Material shown
##############################
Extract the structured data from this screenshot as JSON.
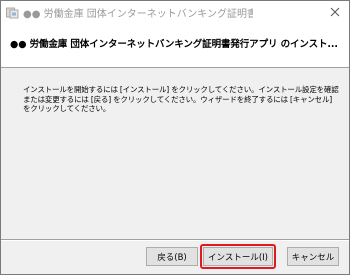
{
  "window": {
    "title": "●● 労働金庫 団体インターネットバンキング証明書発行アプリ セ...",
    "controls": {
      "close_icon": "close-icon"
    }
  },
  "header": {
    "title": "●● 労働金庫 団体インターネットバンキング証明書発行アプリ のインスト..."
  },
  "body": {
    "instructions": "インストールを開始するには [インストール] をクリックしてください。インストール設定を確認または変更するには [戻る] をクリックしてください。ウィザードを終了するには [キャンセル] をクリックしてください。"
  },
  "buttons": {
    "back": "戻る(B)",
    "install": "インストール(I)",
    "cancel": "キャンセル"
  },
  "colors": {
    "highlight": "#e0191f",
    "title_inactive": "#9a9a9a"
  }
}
##############################
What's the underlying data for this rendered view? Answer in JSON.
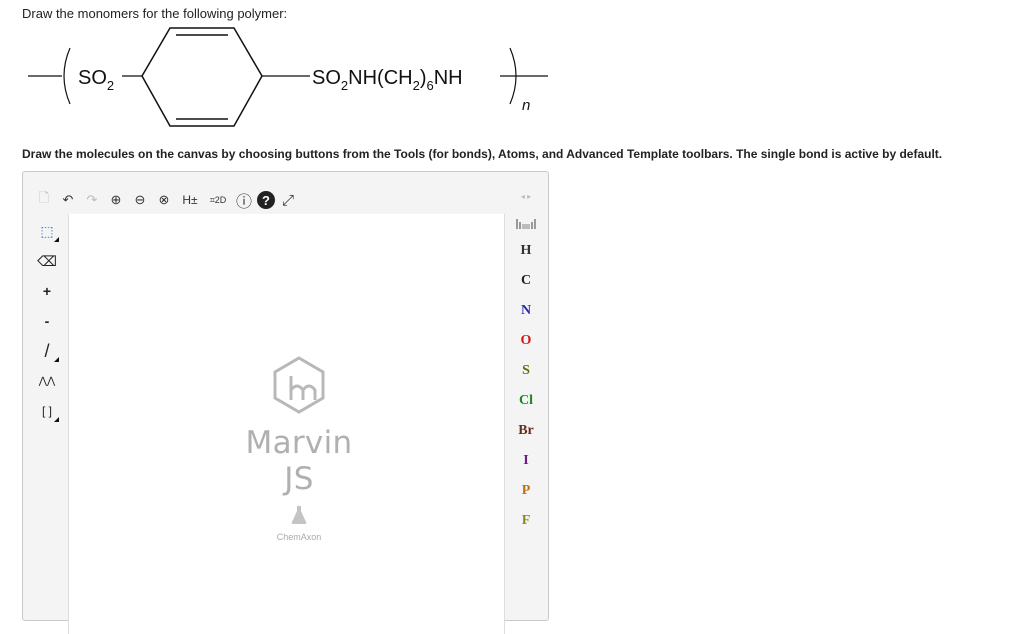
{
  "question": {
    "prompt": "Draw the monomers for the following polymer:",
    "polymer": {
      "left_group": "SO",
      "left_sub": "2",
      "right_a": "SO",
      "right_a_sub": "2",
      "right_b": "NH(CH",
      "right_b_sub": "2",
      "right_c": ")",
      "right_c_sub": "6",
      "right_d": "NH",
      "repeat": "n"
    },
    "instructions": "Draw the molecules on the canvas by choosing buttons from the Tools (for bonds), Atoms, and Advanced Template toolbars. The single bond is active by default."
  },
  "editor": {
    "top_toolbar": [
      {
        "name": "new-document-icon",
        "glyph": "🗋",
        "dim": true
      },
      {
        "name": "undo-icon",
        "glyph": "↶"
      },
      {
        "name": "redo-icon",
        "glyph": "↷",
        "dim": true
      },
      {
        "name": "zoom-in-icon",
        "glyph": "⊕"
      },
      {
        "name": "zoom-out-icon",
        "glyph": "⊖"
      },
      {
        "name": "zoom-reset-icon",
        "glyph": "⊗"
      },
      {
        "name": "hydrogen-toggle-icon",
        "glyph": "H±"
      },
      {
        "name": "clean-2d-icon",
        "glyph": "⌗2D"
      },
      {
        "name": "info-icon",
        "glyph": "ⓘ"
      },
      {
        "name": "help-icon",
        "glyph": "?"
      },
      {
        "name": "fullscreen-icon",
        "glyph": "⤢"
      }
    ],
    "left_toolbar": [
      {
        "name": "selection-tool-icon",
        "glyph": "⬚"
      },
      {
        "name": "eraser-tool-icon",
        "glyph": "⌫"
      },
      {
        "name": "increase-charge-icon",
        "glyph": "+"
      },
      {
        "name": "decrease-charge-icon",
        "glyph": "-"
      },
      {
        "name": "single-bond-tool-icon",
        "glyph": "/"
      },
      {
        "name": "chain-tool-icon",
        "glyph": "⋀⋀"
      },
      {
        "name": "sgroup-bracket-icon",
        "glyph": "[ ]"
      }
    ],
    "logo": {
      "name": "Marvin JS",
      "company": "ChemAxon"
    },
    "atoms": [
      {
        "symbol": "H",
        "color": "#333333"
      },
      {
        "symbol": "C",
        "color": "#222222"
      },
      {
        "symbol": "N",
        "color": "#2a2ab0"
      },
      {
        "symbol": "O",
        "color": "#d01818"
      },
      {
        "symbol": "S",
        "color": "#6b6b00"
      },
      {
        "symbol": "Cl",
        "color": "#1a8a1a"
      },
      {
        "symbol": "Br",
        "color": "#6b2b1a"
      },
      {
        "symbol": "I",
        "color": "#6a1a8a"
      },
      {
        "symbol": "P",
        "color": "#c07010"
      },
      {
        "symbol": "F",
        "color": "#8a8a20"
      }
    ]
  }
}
##############################
Directions for this task
Check each line above for the word "from", and copy the lines where it appears.

Answer to the problem
Extract the structured data from this screenshot as JSON.
    "instructions": "Draw the molecules on the canvas by choosing buttons from the Tools (for bonds), Atoms, and Advanced Template toolbars. The single bond is active by default."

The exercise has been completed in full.